REQUIREMENT: Every line that includes the word "title" is to be listed.

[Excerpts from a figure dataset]
* start *

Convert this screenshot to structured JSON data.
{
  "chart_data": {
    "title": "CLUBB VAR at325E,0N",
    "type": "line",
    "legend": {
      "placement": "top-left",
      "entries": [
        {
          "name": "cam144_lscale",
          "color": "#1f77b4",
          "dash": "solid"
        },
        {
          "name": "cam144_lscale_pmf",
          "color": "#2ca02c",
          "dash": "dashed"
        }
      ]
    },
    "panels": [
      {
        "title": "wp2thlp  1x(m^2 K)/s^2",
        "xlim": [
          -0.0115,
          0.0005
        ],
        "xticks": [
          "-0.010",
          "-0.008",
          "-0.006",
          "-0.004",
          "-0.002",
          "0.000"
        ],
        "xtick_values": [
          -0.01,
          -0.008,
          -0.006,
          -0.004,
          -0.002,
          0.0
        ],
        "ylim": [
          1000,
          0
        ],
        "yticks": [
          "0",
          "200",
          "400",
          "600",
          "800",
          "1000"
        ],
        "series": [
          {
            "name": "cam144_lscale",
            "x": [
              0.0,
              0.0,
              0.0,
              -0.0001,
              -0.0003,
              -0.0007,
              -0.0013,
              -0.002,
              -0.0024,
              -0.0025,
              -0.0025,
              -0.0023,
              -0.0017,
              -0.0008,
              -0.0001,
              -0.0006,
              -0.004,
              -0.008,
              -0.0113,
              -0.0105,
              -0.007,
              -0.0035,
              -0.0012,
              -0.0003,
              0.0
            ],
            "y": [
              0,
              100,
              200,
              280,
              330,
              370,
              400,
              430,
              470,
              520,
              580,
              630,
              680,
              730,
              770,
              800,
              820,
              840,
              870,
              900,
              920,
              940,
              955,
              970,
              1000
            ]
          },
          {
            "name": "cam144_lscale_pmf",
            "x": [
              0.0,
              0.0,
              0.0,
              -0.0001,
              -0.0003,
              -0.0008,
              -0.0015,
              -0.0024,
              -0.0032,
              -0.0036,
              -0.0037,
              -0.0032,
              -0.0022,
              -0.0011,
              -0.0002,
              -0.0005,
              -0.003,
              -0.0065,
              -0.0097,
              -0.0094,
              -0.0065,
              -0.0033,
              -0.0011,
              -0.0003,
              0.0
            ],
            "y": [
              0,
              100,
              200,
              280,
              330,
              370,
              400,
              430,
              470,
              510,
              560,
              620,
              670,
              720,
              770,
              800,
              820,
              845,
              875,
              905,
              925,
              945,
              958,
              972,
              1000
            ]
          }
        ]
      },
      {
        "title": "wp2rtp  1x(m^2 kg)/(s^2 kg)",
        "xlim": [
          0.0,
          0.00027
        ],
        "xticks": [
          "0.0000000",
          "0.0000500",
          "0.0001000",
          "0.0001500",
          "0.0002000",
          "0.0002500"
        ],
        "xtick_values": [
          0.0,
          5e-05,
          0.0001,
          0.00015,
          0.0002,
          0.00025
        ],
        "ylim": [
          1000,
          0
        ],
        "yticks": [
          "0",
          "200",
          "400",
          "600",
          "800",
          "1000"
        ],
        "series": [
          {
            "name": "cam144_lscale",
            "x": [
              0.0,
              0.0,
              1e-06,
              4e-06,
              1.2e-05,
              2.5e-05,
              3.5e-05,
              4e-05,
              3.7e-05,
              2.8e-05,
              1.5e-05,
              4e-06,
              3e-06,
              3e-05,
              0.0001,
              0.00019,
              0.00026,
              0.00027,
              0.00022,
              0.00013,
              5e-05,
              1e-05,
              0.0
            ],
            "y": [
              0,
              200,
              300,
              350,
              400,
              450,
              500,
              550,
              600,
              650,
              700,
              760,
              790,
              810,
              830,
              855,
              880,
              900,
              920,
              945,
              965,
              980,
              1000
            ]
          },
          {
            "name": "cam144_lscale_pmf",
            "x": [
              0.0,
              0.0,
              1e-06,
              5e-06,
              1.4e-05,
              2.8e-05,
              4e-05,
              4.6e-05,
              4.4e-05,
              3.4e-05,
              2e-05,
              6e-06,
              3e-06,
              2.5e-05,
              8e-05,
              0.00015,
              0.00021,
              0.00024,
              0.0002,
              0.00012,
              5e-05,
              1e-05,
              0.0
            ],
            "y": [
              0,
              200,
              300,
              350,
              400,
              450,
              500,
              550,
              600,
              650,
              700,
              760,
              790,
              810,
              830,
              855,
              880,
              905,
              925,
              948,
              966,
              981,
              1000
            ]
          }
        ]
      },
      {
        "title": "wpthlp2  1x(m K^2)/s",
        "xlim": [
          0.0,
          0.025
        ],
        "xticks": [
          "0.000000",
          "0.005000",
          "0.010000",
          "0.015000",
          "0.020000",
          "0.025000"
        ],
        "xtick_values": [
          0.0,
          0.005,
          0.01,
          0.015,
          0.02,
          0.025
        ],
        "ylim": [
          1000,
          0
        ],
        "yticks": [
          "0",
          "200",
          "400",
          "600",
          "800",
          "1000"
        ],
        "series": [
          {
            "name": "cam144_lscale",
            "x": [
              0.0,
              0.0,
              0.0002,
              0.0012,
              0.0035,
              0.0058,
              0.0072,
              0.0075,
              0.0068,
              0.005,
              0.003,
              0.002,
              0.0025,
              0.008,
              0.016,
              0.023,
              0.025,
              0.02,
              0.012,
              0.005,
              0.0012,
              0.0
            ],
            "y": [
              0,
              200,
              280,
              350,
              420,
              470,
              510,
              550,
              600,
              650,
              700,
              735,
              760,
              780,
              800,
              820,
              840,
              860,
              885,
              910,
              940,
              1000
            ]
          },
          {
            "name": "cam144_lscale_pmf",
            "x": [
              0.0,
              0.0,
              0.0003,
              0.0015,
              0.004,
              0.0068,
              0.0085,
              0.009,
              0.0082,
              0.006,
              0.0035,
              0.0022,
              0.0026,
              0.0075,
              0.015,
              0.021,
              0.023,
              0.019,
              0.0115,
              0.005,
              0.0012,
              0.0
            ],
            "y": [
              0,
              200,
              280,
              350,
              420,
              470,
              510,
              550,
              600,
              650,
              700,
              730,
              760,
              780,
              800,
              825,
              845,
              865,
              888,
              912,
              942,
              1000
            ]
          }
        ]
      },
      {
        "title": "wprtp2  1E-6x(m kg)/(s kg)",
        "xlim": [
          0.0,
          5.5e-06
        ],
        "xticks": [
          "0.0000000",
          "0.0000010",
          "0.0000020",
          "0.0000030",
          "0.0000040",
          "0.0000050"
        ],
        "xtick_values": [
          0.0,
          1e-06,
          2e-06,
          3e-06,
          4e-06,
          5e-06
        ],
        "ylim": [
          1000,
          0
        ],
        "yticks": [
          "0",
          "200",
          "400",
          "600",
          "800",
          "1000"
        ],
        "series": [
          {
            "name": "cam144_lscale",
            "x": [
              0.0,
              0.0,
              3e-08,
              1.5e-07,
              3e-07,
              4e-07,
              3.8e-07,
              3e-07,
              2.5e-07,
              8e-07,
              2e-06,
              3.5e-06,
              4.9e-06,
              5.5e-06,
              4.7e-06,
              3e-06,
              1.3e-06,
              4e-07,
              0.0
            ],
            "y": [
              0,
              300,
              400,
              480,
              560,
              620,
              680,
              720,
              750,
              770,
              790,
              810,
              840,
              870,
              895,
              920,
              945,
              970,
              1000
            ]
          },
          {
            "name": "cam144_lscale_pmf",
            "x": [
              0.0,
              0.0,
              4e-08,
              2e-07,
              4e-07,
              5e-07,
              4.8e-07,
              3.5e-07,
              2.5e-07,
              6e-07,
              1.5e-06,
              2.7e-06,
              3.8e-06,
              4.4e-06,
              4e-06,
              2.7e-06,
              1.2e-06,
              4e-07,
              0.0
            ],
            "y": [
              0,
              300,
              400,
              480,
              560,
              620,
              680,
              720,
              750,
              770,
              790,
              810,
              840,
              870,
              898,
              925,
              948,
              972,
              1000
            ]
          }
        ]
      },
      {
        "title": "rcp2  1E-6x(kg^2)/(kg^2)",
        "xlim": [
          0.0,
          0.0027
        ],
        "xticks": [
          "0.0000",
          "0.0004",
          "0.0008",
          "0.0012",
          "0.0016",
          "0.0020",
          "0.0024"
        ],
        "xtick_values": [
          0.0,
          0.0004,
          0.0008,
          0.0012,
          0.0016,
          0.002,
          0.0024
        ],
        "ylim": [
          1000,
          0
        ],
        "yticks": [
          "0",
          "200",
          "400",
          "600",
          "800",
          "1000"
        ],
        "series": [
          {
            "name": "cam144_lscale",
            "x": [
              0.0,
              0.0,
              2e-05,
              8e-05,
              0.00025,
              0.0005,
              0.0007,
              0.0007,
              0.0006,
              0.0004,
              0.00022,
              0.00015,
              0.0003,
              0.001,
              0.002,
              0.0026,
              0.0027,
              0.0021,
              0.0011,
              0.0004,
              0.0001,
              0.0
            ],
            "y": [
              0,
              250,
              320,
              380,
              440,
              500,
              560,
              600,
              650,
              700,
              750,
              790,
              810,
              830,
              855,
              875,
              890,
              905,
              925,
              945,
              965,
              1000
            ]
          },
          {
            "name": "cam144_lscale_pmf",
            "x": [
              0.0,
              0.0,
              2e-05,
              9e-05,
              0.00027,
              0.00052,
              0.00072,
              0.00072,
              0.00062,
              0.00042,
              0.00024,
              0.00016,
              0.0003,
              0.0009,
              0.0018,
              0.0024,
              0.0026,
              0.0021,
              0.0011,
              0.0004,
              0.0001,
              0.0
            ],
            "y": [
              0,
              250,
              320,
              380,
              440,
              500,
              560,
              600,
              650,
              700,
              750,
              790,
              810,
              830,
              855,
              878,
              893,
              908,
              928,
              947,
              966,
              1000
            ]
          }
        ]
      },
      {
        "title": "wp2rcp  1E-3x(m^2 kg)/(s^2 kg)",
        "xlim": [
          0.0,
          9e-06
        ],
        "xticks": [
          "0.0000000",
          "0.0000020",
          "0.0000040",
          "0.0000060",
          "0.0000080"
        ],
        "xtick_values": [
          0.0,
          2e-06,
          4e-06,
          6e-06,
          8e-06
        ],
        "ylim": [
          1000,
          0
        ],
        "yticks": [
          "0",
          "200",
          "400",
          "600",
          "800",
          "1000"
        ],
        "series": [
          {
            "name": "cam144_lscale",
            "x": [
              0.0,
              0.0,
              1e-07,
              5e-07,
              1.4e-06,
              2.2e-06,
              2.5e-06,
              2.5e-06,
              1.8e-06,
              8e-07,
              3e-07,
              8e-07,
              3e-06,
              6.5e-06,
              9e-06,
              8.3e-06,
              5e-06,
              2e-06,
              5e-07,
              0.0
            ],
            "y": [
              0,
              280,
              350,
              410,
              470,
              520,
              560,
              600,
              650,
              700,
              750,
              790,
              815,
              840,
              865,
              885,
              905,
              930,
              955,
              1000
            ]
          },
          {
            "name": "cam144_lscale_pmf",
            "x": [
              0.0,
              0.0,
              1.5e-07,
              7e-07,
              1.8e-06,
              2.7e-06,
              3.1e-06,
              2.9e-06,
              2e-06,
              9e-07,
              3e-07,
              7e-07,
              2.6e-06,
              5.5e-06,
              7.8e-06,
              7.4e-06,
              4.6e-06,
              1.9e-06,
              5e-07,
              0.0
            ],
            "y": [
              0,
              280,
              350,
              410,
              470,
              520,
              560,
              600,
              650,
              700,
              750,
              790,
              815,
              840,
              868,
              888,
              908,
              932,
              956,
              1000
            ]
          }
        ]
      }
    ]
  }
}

* end *

RESULT BELOW:
    "title": "CLUBB VAR at325E,0N",
        "title": "wp2thlp  1x(m^2 K)/s^2",
        "title": "wp2rtp  1x(m^2 kg)/(s^2 kg)",
        "title": "wpthlp2  1x(m K^2)/s",
        "title": "wprtp2  1E-6x(m kg)/(s kg)",
        "title": "rcp2  1E-6x(kg^2)/(kg^2)",
        "title": "wp2rcp  1E-3x(m^2 kg)/(s^2 kg)",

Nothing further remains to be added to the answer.